Work required
Retype the tail of the data exactly, starting at the line containing "Convert this document image to plain text." and stopping at the last line.

Record set
START

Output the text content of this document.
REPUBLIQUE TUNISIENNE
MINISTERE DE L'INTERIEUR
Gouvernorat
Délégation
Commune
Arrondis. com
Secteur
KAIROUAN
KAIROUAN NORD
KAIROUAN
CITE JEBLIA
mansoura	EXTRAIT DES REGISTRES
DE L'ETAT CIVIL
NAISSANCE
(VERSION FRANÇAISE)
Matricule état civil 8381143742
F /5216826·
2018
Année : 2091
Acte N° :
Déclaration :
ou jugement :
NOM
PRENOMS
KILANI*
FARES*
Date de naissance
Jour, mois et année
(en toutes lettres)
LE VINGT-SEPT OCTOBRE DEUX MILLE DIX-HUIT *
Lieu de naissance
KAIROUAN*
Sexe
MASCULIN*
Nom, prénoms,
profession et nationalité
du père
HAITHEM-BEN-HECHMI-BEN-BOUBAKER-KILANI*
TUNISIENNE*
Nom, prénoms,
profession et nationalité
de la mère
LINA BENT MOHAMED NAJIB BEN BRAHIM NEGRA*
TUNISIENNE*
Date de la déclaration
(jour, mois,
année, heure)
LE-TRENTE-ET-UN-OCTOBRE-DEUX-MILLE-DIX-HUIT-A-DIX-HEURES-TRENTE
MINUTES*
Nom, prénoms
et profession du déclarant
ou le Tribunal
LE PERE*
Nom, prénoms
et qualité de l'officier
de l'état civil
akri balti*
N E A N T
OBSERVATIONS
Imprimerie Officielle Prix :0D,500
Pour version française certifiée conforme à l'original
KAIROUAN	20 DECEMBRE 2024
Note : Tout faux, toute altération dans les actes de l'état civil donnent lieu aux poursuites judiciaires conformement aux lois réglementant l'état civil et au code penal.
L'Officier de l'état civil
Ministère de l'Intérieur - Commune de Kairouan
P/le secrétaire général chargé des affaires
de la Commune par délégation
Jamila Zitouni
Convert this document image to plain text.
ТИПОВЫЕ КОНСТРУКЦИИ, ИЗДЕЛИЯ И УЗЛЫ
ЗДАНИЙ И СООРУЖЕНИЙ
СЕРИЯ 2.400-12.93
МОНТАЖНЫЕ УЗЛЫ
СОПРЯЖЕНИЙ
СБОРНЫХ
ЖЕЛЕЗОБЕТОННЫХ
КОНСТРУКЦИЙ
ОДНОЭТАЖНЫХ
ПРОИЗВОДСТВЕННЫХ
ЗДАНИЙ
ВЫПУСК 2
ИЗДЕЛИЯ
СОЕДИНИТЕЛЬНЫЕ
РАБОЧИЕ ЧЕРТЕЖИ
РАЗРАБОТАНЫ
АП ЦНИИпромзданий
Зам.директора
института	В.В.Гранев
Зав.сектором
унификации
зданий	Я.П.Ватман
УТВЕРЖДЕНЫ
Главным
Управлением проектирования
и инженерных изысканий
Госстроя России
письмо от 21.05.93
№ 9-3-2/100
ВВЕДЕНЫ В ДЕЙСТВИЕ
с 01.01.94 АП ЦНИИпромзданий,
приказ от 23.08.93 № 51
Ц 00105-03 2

END

Task solution
Convert this document image to plain text.
ТИПОВЫЕ КОНСТРУКЦИИ, ИЗДЕЛИЯ И УЗЛЫ
ЗДАНИЙ И СООРУЖЕНИЙ
СЕРИЯ 2.400-12.93
МОНТАЖНЫЕ УЗЛЫ
СОПРЯЖЕНИЙ
СБОРНЫХ
ЖЕЛЕЗОБЕТОННЫХ
КОНСТРУКЦИЙ
ОДНОЭТАЖНЫХ
ПРОИЗВОДСТВЕННЫХ
ЗДАНИЙ
ВЫПУСК 2
ИЗДЕЛИЯ
СОЕДИНИТЕЛЬНЫЕ
РАБОЧИЕ ЧЕРТЕЖИ
РАЗРАБОТАНЫ
АП ЦНИИпромзданий
Зам.директора
института	В.В.Гранев
Зав.сектором
унификации
зданий	Я.П.Ватман
УТВЕРЖДЕНЫ
Главным
Управлением проектирования
и инженерных изысканий
Госстроя России
письмо от 21.05.93
№ 9-3-2/100
ВВЕДЕНЫ В ДЕЙСТВИЕ
с 01.01.94 АП ЦНИИпромзданий,
приказ от 23.08.93 № 51
Ц 00105-03 2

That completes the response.